Gather all lines with the word "this" in them.

═════ Records supplied

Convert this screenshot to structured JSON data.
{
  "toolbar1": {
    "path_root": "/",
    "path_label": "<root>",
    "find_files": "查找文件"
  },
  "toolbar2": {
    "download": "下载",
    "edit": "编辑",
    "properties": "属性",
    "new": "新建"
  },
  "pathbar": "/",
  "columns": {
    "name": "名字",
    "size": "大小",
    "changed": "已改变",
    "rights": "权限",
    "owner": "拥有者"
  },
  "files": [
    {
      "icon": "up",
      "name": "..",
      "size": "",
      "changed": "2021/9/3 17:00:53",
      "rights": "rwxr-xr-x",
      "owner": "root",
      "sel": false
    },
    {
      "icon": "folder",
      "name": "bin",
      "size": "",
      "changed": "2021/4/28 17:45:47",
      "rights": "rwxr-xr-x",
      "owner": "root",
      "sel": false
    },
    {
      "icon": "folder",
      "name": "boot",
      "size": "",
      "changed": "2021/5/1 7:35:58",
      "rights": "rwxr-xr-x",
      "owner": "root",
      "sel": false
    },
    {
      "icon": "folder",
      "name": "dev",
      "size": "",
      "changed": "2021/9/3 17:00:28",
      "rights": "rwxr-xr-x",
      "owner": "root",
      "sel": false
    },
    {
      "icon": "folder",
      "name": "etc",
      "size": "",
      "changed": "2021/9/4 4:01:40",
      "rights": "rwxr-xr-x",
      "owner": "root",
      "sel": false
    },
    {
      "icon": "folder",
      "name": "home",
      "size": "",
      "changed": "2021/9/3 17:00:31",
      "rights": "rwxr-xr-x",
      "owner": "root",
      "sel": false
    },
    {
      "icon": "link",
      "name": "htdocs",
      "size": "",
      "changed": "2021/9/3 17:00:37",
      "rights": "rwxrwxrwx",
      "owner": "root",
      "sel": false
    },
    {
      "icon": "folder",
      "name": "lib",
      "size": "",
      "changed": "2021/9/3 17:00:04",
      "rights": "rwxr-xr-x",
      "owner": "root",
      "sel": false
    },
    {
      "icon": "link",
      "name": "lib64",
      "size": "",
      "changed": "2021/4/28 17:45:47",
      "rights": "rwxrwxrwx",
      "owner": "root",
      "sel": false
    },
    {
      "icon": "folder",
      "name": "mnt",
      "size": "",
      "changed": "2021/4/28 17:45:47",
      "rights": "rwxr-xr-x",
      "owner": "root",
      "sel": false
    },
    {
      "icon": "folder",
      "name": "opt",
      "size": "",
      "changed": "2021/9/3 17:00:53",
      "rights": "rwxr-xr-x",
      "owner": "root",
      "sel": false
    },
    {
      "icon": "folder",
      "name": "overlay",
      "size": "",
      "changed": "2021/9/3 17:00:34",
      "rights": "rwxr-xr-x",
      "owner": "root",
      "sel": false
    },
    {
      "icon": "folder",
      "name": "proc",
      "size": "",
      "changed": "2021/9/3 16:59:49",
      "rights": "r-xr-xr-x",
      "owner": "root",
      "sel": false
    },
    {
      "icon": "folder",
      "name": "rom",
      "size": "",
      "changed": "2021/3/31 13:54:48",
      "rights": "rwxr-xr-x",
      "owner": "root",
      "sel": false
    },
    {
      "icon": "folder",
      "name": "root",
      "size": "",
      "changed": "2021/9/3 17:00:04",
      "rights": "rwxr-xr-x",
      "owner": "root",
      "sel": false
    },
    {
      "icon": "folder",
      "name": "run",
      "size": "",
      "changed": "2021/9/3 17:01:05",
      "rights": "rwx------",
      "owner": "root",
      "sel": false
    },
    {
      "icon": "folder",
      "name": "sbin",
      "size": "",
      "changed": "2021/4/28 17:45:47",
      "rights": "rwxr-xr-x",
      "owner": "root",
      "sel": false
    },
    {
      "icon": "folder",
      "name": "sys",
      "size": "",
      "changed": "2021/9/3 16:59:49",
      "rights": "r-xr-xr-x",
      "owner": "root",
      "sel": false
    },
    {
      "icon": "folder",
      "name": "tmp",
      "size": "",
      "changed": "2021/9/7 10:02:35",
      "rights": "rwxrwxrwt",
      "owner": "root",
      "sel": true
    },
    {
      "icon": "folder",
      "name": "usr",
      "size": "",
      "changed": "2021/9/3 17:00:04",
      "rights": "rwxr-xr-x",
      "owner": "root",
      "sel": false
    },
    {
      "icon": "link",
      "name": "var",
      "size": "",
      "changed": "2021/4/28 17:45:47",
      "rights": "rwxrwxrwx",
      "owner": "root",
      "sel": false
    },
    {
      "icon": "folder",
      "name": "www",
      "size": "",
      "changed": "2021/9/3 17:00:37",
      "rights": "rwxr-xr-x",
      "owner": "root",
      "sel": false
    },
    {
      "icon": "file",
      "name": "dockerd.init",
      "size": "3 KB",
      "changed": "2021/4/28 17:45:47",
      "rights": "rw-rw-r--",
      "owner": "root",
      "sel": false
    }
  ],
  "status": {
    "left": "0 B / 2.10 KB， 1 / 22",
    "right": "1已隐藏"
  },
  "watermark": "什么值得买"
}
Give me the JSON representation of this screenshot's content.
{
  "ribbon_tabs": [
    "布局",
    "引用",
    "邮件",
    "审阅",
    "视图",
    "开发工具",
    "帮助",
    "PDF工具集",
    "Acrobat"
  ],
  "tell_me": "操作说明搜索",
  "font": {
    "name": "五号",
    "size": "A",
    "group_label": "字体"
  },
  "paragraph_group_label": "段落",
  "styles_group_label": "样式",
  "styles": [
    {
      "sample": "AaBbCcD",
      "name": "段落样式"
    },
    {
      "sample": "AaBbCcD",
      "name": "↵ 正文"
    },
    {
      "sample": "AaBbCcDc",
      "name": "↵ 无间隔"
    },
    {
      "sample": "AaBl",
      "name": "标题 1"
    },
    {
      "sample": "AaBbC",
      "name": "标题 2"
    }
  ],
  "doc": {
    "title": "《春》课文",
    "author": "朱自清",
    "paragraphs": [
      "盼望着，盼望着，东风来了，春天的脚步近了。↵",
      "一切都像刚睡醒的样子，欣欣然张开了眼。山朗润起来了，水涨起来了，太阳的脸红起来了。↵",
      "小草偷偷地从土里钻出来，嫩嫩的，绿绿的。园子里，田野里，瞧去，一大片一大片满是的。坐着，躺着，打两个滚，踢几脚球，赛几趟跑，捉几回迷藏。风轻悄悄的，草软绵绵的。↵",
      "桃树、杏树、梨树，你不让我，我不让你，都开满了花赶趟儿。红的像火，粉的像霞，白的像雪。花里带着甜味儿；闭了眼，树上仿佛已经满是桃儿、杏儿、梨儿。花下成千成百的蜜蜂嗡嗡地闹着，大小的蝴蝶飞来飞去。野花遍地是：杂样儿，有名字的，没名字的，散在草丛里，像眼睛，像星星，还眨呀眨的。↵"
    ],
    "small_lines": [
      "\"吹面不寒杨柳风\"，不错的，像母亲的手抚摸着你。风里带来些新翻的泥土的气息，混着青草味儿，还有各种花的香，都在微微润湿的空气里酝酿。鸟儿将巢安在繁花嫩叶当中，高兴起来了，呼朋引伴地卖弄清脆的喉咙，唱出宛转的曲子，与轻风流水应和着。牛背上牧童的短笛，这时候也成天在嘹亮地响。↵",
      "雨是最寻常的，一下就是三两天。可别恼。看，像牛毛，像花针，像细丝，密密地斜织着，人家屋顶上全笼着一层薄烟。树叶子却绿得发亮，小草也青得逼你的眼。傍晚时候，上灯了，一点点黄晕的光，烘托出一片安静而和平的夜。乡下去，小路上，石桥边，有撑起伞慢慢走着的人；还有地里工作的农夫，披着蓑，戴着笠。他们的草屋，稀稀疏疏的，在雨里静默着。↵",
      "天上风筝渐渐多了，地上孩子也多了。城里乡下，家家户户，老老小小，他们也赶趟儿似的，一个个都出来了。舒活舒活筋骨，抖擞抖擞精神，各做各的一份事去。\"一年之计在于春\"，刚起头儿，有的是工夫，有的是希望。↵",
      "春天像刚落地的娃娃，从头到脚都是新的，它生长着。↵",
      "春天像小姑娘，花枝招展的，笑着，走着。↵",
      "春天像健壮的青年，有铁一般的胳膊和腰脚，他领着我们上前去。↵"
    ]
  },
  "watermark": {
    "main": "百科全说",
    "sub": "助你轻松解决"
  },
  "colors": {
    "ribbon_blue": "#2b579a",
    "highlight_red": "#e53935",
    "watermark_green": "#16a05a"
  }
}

══════════

Exercise result:
Convert this screenshot to structured JSON data.
Give me the JSON representation of this screenshot's content.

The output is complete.